→ GIVEN RECORDS:
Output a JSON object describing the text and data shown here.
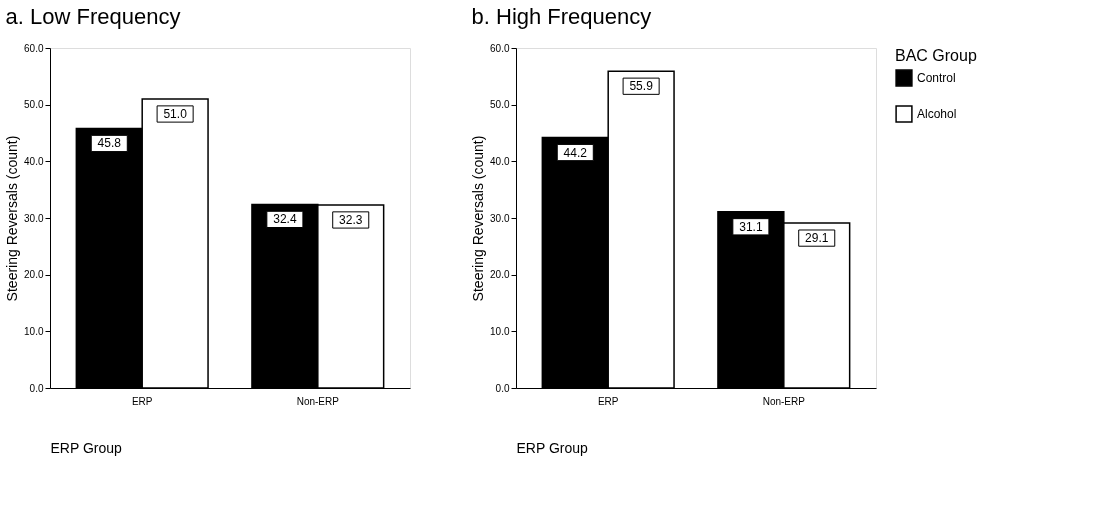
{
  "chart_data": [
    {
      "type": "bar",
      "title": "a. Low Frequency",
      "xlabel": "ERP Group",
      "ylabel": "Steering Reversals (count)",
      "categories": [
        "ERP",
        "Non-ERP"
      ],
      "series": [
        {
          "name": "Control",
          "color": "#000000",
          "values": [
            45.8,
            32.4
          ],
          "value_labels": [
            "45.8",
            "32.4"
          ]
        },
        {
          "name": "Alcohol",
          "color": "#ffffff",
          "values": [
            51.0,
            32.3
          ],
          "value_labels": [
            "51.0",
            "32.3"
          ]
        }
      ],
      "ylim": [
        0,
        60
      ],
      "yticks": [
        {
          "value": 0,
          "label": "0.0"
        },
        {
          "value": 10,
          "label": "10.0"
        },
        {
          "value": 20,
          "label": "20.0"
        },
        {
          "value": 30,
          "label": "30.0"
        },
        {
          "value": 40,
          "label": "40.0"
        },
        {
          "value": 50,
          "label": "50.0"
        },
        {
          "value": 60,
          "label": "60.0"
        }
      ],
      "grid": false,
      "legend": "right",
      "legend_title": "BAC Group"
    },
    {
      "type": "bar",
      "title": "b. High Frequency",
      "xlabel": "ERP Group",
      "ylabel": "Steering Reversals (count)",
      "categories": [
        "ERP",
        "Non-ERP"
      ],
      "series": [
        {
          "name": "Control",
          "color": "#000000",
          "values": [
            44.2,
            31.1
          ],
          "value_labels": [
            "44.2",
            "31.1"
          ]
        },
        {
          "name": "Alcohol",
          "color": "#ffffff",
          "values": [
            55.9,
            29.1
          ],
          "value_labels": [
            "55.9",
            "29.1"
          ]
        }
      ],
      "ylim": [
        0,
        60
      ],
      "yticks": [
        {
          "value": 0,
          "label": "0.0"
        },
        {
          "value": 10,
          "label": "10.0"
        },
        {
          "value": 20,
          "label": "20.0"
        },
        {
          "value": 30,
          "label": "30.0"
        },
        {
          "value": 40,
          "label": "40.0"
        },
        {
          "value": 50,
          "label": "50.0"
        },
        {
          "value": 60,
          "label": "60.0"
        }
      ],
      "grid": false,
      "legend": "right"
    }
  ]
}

→ WHAT YOU HAVE TO DO:
Repeat the entries exactly. Pictures are excluded from the copy.

→ SOLVED PROBLEM:
Output a JSON object describing the text and data shown here.
{
  "chart_data": [
    {
      "type": "bar",
      "title": "a. Low Frequency",
      "xlabel": "ERP Group",
      "ylabel": "Steering Reversals (count)",
      "categories": [
        "ERP",
        "Non-ERP"
      ],
      "series": [
        {
          "name": "Control",
          "color": "#000000",
          "values": [
            45.8,
            32.4
          ],
          "value_labels": [
            "45.8",
            "32.4"
          ]
        },
        {
          "name": "Alcohol",
          "color": "#ffffff",
          "values": [
            51.0,
            32.3
          ],
          "value_labels": [
            "51.0",
            "32.3"
          ]
        }
      ],
      "ylim": [
        0,
        60
      ],
      "yticks": [
        {
          "value": 0,
          "label": "0.0"
        },
        {
          "value": 10,
          "label": "10.0"
        },
        {
          "value": 20,
          "label": "20.0"
        },
        {
          "value": 30,
          "label": "30.0"
        },
        {
          "value": 40,
          "label": "40.0"
        },
        {
          "value": 50,
          "label": "50.0"
        },
        {
          "value": 60,
          "label": "60.0"
        }
      ],
      "grid": false,
      "legend": "right",
      "legend_title": "BAC Group"
    },
    {
      "type": "bar",
      "title": "b. High Frequency",
      "xlabel": "ERP Group",
      "ylabel": "Steering Reversals (count)",
      "categories": [
        "ERP",
        "Non-ERP"
      ],
      "series": [
        {
          "name": "Control",
          "color": "#000000",
          "values": [
            44.2,
            31.1
          ],
          "value_labels": [
            "44.2",
            "31.1"
          ]
        },
        {
          "name": "Alcohol",
          "color": "#ffffff",
          "values": [
            55.9,
            29.1
          ],
          "value_labels": [
            "55.9",
            "29.1"
          ]
        }
      ],
      "ylim": [
        0,
        60
      ],
      "yticks": [
        {
          "value": 0,
          "label": "0.0"
        },
        {
          "value": 10,
          "label": "10.0"
        },
        {
          "value": 20,
          "label": "20.0"
        },
        {
          "value": 30,
          "label": "30.0"
        },
        {
          "value": 40,
          "label": "40.0"
        },
        {
          "value": 50,
          "label": "50.0"
        },
        {
          "value": 60,
          "label": "60.0"
        }
      ],
      "grid": false,
      "legend": "right"
    }
  ]
}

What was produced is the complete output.